Data items:
========================
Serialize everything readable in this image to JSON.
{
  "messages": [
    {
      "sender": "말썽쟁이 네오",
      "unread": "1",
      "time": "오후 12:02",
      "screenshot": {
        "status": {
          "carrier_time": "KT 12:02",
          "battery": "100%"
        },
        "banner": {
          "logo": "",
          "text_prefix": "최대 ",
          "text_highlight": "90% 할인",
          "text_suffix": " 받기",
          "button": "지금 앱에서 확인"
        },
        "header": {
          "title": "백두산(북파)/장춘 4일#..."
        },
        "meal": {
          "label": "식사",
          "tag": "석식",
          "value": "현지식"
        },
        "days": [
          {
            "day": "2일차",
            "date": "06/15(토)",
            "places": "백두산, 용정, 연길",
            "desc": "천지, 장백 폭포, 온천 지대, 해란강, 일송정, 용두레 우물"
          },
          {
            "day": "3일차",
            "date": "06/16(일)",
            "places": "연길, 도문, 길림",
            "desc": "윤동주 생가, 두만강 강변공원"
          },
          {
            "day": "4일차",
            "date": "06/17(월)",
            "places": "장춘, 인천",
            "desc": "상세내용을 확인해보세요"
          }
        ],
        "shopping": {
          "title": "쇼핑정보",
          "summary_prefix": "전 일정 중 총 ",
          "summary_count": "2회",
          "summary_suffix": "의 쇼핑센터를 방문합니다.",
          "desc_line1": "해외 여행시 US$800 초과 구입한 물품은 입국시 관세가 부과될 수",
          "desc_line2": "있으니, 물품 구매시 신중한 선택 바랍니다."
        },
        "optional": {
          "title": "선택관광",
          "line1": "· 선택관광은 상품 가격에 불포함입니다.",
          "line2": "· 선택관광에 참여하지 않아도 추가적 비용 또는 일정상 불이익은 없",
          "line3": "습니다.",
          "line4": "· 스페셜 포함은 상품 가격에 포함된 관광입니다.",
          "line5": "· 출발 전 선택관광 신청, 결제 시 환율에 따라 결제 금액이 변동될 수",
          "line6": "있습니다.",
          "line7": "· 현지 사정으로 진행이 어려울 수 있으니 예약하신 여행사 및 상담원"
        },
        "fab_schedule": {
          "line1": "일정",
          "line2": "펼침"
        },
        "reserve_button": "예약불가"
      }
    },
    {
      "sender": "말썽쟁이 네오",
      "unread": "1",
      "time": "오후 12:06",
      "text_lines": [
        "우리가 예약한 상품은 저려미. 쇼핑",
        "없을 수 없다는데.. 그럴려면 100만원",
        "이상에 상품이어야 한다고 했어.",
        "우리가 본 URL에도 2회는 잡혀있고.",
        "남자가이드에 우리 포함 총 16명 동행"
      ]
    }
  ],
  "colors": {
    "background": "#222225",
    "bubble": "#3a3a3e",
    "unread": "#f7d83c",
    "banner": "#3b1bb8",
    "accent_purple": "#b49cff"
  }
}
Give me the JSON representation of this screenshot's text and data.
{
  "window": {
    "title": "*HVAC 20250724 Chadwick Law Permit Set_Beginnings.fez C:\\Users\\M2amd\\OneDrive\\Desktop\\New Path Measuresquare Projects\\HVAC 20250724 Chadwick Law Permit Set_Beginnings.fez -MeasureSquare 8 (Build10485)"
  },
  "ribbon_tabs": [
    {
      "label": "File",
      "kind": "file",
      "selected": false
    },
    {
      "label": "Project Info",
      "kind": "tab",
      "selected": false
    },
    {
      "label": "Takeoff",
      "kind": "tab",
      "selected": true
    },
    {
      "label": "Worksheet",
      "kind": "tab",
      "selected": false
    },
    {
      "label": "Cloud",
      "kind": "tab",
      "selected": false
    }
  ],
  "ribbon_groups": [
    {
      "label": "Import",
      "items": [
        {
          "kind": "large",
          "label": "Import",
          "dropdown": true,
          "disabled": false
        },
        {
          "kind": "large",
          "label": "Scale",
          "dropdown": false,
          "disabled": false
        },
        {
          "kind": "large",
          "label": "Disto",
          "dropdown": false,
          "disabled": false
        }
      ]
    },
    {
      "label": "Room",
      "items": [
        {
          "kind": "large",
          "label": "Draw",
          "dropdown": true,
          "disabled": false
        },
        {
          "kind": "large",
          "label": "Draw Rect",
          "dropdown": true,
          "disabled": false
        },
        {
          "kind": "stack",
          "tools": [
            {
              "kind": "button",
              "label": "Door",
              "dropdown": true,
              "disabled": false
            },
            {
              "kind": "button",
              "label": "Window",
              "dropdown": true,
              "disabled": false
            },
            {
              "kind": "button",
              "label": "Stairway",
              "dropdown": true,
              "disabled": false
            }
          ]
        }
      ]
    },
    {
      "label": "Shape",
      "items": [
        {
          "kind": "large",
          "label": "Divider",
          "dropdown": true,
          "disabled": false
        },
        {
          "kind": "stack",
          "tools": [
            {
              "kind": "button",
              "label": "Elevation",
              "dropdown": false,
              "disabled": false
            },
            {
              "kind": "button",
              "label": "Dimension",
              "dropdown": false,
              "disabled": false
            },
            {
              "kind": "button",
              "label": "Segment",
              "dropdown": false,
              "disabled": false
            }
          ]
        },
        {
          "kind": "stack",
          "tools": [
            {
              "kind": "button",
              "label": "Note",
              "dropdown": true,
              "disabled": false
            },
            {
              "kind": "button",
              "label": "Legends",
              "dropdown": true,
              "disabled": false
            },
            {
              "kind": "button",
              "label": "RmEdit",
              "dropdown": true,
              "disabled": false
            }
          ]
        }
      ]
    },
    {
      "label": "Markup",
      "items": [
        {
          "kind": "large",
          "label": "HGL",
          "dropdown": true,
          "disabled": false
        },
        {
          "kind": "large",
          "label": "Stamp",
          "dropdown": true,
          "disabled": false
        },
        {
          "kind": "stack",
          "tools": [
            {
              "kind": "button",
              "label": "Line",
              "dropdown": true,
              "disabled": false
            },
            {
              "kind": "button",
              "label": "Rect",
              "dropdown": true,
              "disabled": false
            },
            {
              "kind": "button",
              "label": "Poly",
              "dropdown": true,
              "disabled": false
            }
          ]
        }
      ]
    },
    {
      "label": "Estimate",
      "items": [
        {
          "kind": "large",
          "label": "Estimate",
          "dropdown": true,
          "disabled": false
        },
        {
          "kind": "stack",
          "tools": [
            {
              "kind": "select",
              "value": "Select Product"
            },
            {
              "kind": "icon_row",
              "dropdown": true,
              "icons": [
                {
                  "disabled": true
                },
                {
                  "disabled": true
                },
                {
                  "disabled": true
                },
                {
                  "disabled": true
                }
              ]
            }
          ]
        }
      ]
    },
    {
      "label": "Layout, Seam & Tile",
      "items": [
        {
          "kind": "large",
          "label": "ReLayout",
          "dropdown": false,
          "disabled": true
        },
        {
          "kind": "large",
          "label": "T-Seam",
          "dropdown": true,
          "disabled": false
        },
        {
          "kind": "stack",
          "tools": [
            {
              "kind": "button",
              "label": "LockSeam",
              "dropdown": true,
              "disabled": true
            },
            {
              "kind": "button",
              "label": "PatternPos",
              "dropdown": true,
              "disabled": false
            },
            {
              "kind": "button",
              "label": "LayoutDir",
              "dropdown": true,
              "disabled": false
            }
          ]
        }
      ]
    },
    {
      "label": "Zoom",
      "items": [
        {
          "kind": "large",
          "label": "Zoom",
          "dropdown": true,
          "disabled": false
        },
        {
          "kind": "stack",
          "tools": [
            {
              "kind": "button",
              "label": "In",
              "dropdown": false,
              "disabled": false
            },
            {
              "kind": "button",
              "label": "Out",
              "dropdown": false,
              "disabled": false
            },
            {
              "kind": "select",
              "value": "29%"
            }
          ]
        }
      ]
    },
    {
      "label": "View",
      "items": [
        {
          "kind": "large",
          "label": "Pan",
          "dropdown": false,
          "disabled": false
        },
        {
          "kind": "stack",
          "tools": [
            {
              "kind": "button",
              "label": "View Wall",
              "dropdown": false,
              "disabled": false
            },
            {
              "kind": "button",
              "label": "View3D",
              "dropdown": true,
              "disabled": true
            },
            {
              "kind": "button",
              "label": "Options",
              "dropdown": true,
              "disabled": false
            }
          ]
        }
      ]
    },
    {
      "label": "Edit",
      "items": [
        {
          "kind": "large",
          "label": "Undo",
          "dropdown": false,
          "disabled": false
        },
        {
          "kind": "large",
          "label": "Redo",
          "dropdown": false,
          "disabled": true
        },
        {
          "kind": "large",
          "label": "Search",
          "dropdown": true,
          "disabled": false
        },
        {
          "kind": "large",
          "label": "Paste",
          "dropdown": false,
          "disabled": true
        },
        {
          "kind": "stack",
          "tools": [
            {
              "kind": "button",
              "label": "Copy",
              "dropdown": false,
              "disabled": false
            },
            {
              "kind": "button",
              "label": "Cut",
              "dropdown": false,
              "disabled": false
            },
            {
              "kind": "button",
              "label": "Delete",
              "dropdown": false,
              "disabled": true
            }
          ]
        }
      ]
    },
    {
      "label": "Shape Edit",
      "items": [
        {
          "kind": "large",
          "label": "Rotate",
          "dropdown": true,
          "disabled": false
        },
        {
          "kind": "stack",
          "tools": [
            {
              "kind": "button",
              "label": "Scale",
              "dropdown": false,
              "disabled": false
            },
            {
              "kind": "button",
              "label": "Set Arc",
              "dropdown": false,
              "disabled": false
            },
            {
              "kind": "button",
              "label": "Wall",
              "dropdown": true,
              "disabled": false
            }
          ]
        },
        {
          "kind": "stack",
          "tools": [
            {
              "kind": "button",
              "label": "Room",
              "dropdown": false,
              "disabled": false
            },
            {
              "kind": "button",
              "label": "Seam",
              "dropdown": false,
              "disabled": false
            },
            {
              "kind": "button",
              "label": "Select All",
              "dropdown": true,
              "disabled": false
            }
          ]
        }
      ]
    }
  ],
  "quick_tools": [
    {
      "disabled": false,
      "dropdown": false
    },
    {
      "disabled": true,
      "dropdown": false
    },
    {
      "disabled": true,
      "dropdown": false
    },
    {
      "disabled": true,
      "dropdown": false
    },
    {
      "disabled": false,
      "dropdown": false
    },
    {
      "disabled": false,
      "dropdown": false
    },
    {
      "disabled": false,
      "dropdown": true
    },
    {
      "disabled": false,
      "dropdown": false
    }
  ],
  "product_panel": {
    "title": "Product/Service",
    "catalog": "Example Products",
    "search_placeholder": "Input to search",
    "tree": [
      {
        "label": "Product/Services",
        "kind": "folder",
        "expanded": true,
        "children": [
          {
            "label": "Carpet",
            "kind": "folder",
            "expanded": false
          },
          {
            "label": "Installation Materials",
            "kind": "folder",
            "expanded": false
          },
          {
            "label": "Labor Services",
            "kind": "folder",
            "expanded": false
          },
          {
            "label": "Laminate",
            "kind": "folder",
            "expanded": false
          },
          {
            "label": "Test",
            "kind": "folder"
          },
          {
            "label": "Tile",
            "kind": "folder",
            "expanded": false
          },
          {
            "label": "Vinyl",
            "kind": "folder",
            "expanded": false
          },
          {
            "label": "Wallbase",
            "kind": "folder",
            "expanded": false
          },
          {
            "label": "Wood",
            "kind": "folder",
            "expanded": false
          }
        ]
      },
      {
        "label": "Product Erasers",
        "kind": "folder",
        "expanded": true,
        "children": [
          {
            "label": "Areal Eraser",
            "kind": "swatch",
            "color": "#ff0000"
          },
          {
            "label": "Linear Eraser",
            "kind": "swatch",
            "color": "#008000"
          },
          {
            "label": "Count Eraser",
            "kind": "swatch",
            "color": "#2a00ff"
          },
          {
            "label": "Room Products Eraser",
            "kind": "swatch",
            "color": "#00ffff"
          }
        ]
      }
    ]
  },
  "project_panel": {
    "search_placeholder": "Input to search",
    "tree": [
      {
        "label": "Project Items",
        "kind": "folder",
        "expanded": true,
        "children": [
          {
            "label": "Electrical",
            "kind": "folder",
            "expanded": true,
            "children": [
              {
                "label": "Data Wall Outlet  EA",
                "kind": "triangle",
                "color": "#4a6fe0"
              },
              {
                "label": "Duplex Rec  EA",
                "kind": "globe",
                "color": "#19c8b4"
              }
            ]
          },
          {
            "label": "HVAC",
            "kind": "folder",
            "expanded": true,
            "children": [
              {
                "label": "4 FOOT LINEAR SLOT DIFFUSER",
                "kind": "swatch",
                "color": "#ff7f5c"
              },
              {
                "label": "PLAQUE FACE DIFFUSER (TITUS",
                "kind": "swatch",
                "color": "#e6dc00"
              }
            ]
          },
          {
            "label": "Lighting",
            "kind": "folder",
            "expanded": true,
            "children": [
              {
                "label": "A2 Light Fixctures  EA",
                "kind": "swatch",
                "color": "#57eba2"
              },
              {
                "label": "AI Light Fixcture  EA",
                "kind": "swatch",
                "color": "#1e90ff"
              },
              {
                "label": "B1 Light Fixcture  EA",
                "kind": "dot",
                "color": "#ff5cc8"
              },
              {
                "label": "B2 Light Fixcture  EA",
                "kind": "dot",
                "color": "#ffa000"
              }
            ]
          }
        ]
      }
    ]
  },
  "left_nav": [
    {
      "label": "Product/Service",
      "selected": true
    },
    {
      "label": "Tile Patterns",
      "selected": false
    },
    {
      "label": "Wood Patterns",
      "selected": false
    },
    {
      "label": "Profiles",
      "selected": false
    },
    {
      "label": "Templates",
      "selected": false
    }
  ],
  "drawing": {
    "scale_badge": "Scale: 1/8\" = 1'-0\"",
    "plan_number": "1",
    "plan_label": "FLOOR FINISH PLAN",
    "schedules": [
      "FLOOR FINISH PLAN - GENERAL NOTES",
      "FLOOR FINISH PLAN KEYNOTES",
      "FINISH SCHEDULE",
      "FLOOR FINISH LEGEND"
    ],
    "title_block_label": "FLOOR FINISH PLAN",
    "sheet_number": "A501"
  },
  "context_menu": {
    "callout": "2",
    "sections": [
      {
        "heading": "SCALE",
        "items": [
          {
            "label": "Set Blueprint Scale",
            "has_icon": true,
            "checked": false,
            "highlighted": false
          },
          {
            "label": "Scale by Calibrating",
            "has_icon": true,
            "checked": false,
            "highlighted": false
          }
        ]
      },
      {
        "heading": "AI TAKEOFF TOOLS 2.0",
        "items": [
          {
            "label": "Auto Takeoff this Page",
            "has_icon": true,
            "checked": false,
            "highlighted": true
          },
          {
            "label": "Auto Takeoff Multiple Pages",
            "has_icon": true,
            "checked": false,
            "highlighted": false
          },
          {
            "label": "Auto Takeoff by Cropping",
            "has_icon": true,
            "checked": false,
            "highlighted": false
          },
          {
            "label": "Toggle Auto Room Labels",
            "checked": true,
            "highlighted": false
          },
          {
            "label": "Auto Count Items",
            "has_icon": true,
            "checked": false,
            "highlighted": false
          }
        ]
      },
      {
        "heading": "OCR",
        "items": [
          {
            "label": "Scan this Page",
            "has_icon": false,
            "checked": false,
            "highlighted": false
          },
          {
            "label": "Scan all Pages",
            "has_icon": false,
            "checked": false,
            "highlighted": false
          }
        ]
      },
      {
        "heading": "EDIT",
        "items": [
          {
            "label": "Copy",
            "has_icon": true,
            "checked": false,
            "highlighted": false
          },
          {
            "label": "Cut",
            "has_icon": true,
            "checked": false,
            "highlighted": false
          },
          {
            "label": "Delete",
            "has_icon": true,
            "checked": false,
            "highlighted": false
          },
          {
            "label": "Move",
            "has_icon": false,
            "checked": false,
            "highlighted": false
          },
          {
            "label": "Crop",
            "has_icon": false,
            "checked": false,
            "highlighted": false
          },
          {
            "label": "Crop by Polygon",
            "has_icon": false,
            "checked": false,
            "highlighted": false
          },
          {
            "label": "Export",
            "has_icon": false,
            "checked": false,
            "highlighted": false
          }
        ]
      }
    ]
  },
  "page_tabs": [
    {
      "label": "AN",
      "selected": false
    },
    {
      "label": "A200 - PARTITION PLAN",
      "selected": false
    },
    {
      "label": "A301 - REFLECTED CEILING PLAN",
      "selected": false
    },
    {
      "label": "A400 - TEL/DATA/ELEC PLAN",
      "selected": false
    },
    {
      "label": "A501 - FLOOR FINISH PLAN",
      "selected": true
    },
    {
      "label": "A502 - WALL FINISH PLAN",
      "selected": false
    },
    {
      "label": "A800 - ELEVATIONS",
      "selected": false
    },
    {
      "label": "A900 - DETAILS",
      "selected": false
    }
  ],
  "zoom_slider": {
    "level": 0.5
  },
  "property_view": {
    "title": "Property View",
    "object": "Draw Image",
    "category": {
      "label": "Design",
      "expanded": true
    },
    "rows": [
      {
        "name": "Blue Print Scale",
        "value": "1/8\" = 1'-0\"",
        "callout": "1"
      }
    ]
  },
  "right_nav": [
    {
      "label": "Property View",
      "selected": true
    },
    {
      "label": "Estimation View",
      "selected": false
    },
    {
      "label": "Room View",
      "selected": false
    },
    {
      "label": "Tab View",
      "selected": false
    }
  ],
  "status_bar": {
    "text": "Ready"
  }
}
========================
:: THE TASK ::
Search the listing for the word "Tile". Copy every line in which it occurs.

:: WRITTEN REPLY ::
      "label": "Layout, Seam & Tile",
            "label": "Tile",
      "label": "Tile Patterns",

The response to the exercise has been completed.